● **What is needed**
Keep only the lines of the data below that contain "сухого", and copy them.
— Begin Information supplied —
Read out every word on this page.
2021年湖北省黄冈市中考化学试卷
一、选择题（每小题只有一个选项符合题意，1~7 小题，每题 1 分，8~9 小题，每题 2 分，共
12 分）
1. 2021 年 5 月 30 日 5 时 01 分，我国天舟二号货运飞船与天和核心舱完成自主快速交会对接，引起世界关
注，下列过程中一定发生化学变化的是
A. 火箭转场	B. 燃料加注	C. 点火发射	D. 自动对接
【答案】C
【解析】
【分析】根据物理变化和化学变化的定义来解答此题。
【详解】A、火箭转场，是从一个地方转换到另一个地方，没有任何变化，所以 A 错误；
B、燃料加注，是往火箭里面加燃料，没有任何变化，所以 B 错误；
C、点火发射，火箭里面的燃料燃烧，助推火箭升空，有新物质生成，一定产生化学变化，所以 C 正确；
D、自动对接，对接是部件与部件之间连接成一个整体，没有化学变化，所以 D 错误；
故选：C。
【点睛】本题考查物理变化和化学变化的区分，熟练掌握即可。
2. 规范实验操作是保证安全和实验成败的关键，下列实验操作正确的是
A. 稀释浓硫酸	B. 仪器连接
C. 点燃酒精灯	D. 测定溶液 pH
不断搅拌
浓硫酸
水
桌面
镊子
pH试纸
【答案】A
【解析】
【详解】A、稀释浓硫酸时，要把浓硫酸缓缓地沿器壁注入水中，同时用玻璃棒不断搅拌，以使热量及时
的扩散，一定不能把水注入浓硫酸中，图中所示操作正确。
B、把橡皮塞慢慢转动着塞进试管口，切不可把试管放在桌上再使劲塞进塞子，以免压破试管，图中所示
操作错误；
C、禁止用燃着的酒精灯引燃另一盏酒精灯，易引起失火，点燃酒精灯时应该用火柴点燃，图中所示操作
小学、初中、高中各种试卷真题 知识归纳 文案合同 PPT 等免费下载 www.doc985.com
— End Information supplied —
— Begin Information supplied —
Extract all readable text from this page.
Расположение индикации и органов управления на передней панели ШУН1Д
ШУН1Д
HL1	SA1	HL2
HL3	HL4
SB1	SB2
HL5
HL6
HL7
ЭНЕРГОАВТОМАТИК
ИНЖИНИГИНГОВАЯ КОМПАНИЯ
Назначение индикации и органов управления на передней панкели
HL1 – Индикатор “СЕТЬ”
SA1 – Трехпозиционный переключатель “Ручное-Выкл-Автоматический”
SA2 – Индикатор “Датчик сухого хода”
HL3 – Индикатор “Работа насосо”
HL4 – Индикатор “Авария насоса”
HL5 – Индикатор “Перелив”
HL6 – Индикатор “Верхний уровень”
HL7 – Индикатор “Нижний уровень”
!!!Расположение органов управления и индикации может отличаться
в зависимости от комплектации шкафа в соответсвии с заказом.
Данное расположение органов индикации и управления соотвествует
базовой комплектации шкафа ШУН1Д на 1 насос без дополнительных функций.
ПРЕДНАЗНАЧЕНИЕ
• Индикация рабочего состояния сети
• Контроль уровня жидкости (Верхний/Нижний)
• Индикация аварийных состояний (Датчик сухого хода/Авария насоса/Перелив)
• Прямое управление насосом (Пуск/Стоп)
— End Information supplied —
● **Answer below**
SA2 – Индикатор “Датчик сухого хода”
• Индикация аварийных состояний (Датчик сухого хода/Авария насоса/Перелив)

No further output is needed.